-- START EXERCISE MATERIALS --
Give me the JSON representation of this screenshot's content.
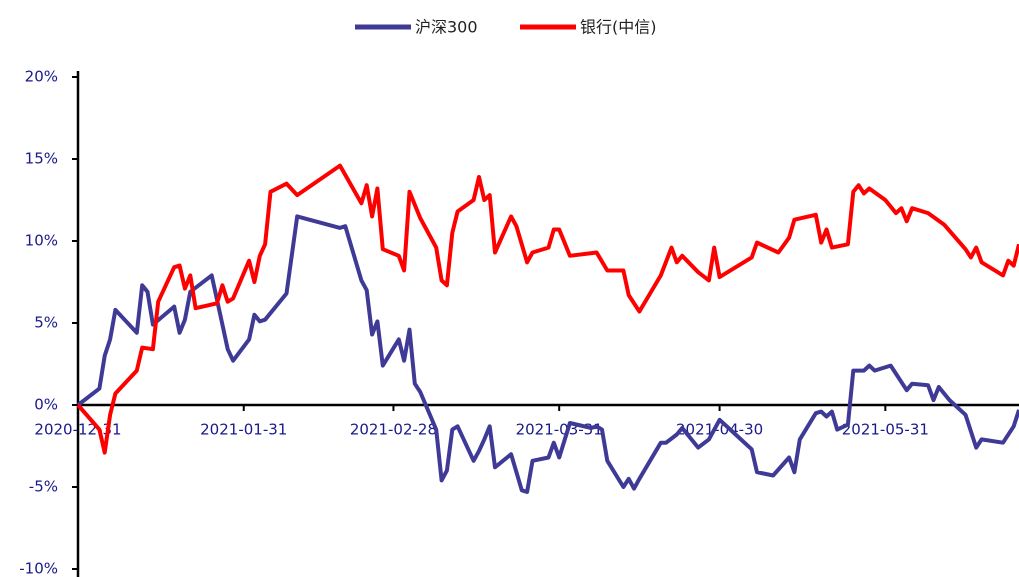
{
  "chart_data": {
    "type": "line",
    "xlim": [
      "2020-12-31",
      "2021-06-25"
    ],
    "xticks": [
      "2020-12-31",
      "2021-01-31",
      "2021-02-28",
      "2021-03-31",
      "2021-04-30",
      "2021-05-31"
    ],
    "ylim": [
      -10,
      20
    ],
    "yticks": [
      {
        "value": -10,
        "label": "-10%"
      },
      {
        "value": -5,
        "label": "-5%"
      },
      {
        "value": 0,
        "label": "0%"
      },
      {
        "value": 5,
        "label": "5%"
      },
      {
        "value": 10,
        "label": "10%"
      },
      {
        "value": 15,
        "label": "15%"
      },
      {
        "value": 20,
        "label": "20%"
      }
    ],
    "legend": "top",
    "series": [
      {
        "name": "沪深300",
        "color": "#3f3a96",
        "x": [
          "2020-12-31",
          "2021-01-04",
          "2021-01-05",
          "2021-01-06",
          "2021-01-07",
          "2021-01-11",
          "2021-01-12",
          "2021-01-13",
          "2021-01-14",
          "2021-01-18",
          "2021-01-19",
          "2021-01-20",
          "2021-01-21",
          "2021-01-25",
          "2021-01-27",
          "2021-01-28",
          "2021-01-29",
          "2021-02-01",
          "2021-02-02",
          "2021-02-03",
          "2021-02-04",
          "2021-02-08",
          "2021-02-10",
          "2021-02-18",
          "2021-02-19",
          "2021-02-22",
          "2021-02-23",
          "2021-02-24",
          "2021-02-25",
          "2021-02-26",
          "2021-03-01",
          "2021-03-02",
          "2021-03-03",
          "2021-03-04",
          "2021-03-05",
          "2021-03-08",
          "2021-03-09",
          "2021-03-10",
          "2021-03-11",
          "2021-03-12",
          "2021-03-15",
          "2021-03-16",
          "2021-03-17",
          "2021-03-18",
          "2021-03-19",
          "2021-03-22",
          "2021-03-24",
          "2021-03-25",
          "2021-03-26",
          "2021-03-29",
          "2021-03-30",
          "2021-03-31",
          "2021-04-02",
          "2021-04-06",
          "2021-04-07",
          "2021-04-08",
          "2021-04-09",
          "2021-04-12",
          "2021-04-13",
          "2021-04-14",
          "2021-04-15",
          "2021-04-19",
          "2021-04-20",
          "2021-04-22",
          "2021-04-23",
          "2021-04-26",
          "2021-04-28",
          "2021-04-30",
          "2021-05-03",
          "2021-05-06",
          "2021-05-07",
          "2021-05-10",
          "2021-05-13",
          "2021-05-14",
          "2021-05-15",
          "2021-05-18",
          "2021-05-19",
          "2021-05-20",
          "2021-05-21",
          "2021-05-22",
          "2021-05-24",
          "2021-05-25",
          "2021-05-27",
          "2021-05-28",
          "2021-05-29",
          "2021-06-01",
          "2021-06-04",
          "2021-06-05",
          "2021-06-08",
          "2021-06-09",
          "2021-06-10",
          "2021-06-12",
          "2021-06-15",
          "2021-06-17",
          "2021-06-18",
          "2021-06-22",
          "2021-06-24",
          "2021-06-25"
        ],
        "values": [
          0,
          1.0,
          3.0,
          4.0,
          5.8,
          4.4,
          7.3,
          6.9,
          4.9,
          6.0,
          4.4,
          5.2,
          6.9,
          7.9,
          4.9,
          3.4,
          2.7,
          4.0,
          5.5,
          5.1,
          5.2,
          6.8,
          11.5,
          10.8,
          10.9,
          7.6,
          7.0,
          4.3,
          5.1,
          2.4,
          4.0,
          2.7,
          4.6,
          1.3,
          0.8,
          -1.5,
          -4.6,
          -4.0,
          -1.5,
          -1.3,
          -3.4,
          -2.8,
          -2.1,
          -1.3,
          -3.8,
          -3.0,
          -5.2,
          -5.3,
          -3.4,
          -3.2,
          -2.3,
          -3.2,
          -1.1,
          -1.4,
          -1.3,
          -1.5,
          -3.4,
          -5.0,
          -4.5,
          -5.1,
          -4.5,
          -2.3,
          -2.3,
          -1.8,
          -1.4,
          -2.6,
          -2.1,
          -0.9,
          -1.8,
          -2.7,
          -4.1,
          -4.3,
          -3.2,
          -4.1,
          -2.1,
          -0.5,
          -0.4,
          -0.7,
          -0.4,
          -1.5,
          -1.2,
          2.1,
          2.1,
          2.4,
          2.1,
          2.4,
          0.9,
          1.3,
          1.2,
          0.3,
          1.1,
          0.3,
          -0.6,
          -2.6,
          -2.1,
          -2.3,
          -1.3,
          -0.3
        ]
      },
      {
        "name": "银行(中信)",
        "color": "#ff0000",
        "x": [
          "2020-12-31",
          "2021-01-04",
          "2021-01-05",
          "2021-01-06",
          "2021-01-07",
          "2021-01-11",
          "2021-01-12",
          "2021-01-14",
          "2021-01-15",
          "2021-01-18",
          "2021-01-19",
          "2021-01-20",
          "2021-01-21",
          "2021-01-22",
          "2021-01-26",
          "2021-01-27",
          "2021-01-28",
          "2021-01-29",
          "2021-02-01",
          "2021-02-02",
          "2021-02-03",
          "2021-02-04",
          "2021-02-05",
          "2021-02-08",
          "2021-02-10",
          "2021-02-18",
          "2021-02-22",
          "2021-02-23",
          "2021-02-24",
          "2021-02-25",
          "2021-02-26",
          "2021-03-01",
          "2021-03-02",
          "2021-03-03",
          "2021-03-05",
          "2021-03-08",
          "2021-03-09",
          "2021-03-10",
          "2021-03-11",
          "2021-03-12",
          "2021-03-15",
          "2021-03-16",
          "2021-03-17",
          "2021-03-18",
          "2021-03-19",
          "2021-03-22",
          "2021-03-23",
          "2021-03-25",
          "2021-03-26",
          "2021-03-29",
          "2021-03-30",
          "2021-03-31",
          "2021-04-02",
          "2021-04-07",
          "2021-04-09",
          "2021-04-12",
          "2021-04-13",
          "2021-04-15",
          "2021-04-19",
          "2021-04-21",
          "2021-04-22",
          "2021-04-23",
          "2021-04-26",
          "2021-04-28",
          "2021-04-29",
          "2021-04-30",
          "2021-05-06",
          "2021-05-07",
          "2021-05-11",
          "2021-05-13",
          "2021-05-14",
          "2021-05-18",
          "2021-05-19",
          "2021-05-20",
          "2021-05-21",
          "2021-05-24",
          "2021-05-25",
          "2021-05-26",
          "2021-05-27",
          "2021-05-28",
          "2021-05-31",
          "2021-06-02",
          "2021-06-03",
          "2021-06-04",
          "2021-06-05",
          "2021-06-08",
          "2021-06-11",
          "2021-06-15",
          "2021-06-16",
          "2021-06-17",
          "2021-06-18",
          "2021-06-22",
          "2021-06-23",
          "2021-06-24",
          "2021-06-25"
        ],
        "values": [
          0,
          -1.5,
          -2.9,
          -0.6,
          0.7,
          2.1,
          3.5,
          3.4,
          6.3,
          8.4,
          8.5,
          7.1,
          7.9,
          5.9,
          6.2,
          7.3,
          6.3,
          6.5,
          8.8,
          7.5,
          9.1,
          9.8,
          13.0,
          13.5,
          12.8,
          14.6,
          12.3,
          13.4,
          11.5,
          13.2,
          9.5,
          9.1,
          8.2,
          13.0,
          11.4,
          9.6,
          7.6,
          7.3,
          10.5,
          11.8,
          12.5,
          13.9,
          12.5,
          12.8,
          9.3,
          11.5,
          10.9,
          8.7,
          9.3,
          9.6,
          10.7,
          10.7,
          9.1,
          9.3,
          8.2,
          8.2,
          6.7,
          5.7,
          7.9,
          9.6,
          8.7,
          9.1,
          8.1,
          7.6,
          9.6,
          7.8,
          9.0,
          9.9,
          9.3,
          10.2,
          11.3,
          11.6,
          9.9,
          10.7,
          9.6,
          9.8,
          13.0,
          13.4,
          12.9,
          13.2,
          12.5,
          11.7,
          12.0,
          11.2,
          12.0,
          11.7,
          11.0,
          9.5,
          9.0,
          9.6,
          8.7,
          7.9,
          8.8,
          8.5,
          9.8
        ]
      }
    ]
  }
}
-- END EXERCISE MATERIALS --
Copy each line in the data that holds the word "label".

### FINISHED TASK
        "label": "-10%"
        "label": "-5%"
        "label": "0%"
        "label": "5%"
        "label": "10%"
        "label": "15%"
        "label": "20%"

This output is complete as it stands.